• [TASK INSTRUCTIONS]:
Looking at the listing, state how many of its lines contain the string "Care". Write only the number.

(Stored data entries)
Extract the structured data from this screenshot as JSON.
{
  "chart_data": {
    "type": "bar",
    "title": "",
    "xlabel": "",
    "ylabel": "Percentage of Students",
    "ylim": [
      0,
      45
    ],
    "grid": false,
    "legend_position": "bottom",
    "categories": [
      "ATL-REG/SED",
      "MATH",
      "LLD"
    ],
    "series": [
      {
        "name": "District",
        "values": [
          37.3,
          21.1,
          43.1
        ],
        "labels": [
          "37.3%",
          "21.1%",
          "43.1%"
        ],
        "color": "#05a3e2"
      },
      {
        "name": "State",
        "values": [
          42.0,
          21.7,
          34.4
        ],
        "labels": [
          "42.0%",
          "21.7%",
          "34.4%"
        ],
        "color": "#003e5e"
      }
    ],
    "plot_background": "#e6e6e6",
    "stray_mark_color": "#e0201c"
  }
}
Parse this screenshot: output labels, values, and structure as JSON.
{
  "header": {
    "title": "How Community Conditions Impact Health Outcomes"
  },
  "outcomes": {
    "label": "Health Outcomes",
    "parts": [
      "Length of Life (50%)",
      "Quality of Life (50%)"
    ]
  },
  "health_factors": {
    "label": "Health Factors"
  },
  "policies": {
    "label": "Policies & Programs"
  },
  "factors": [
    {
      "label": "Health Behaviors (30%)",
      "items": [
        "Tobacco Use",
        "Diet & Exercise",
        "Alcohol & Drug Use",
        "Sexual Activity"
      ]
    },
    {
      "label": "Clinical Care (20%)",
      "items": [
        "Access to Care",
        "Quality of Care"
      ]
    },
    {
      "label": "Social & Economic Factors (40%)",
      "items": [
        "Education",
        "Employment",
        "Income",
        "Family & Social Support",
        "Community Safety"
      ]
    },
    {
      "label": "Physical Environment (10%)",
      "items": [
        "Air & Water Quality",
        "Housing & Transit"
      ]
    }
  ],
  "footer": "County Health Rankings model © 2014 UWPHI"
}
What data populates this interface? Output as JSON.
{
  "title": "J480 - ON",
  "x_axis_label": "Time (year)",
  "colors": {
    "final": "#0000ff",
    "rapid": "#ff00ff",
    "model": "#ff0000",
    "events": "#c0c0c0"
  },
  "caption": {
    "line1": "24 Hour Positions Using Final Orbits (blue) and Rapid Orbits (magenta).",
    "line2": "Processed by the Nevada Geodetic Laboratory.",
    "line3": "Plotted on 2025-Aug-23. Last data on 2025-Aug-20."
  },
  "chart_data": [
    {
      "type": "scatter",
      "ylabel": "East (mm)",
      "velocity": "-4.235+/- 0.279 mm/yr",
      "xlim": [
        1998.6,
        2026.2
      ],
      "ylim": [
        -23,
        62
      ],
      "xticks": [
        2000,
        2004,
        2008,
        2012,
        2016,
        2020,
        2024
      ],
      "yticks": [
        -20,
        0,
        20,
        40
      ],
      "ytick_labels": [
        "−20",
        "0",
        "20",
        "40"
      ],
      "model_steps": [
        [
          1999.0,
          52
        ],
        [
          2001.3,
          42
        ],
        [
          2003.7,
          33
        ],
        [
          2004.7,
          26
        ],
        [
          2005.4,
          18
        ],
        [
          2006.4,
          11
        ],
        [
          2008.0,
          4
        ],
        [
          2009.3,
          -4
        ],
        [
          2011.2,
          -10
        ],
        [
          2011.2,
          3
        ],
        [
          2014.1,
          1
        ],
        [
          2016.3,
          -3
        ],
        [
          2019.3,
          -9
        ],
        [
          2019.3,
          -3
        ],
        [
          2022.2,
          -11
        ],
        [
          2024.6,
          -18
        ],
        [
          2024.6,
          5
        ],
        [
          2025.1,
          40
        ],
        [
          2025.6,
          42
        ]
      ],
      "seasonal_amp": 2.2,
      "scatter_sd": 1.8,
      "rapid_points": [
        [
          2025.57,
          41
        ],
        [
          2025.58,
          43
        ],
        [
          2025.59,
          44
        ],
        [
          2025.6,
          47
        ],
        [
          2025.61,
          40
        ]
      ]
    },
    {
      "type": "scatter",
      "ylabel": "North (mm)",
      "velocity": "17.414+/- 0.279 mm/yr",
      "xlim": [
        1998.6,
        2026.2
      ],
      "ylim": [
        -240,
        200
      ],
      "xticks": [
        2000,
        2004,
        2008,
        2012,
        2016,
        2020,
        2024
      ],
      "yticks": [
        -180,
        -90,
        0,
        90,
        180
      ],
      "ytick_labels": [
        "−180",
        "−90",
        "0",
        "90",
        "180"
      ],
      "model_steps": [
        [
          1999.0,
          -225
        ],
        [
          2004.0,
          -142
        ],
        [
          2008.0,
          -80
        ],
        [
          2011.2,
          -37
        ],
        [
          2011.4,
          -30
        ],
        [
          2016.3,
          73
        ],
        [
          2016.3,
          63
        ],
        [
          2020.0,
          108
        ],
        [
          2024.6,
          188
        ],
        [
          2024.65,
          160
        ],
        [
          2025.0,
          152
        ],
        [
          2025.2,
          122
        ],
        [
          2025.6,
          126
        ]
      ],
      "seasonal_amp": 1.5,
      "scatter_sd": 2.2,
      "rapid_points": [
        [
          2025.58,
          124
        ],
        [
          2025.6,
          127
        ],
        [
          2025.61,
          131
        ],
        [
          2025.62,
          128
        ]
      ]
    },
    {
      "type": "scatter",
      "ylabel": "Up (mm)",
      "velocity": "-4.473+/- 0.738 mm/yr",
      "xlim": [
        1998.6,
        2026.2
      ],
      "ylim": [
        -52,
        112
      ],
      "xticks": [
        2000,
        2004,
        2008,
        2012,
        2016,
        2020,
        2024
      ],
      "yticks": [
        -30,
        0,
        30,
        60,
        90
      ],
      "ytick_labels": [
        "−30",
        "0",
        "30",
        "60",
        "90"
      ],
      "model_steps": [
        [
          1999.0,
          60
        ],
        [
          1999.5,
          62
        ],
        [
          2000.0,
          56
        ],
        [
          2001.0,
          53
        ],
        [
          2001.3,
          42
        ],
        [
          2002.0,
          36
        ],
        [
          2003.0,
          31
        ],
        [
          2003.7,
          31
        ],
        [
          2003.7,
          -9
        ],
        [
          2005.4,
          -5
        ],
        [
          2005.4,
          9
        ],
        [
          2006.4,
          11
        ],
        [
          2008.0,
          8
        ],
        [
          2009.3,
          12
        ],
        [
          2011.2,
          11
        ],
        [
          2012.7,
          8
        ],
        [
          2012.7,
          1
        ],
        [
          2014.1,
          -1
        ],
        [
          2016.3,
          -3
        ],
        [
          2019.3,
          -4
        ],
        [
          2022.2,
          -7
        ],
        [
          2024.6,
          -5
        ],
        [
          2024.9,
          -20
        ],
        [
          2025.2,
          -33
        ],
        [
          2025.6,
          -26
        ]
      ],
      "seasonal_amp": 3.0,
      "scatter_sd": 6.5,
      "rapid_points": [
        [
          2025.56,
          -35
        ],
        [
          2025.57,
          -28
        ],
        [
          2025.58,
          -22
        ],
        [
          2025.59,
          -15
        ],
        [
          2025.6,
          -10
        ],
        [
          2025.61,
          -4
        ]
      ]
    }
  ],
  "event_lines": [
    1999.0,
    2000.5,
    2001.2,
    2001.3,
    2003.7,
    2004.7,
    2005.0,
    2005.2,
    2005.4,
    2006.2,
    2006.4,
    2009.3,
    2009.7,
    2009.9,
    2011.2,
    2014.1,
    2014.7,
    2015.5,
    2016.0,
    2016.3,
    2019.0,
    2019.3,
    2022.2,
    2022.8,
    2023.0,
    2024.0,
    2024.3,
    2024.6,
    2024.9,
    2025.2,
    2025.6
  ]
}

• [SOLUTION]:
3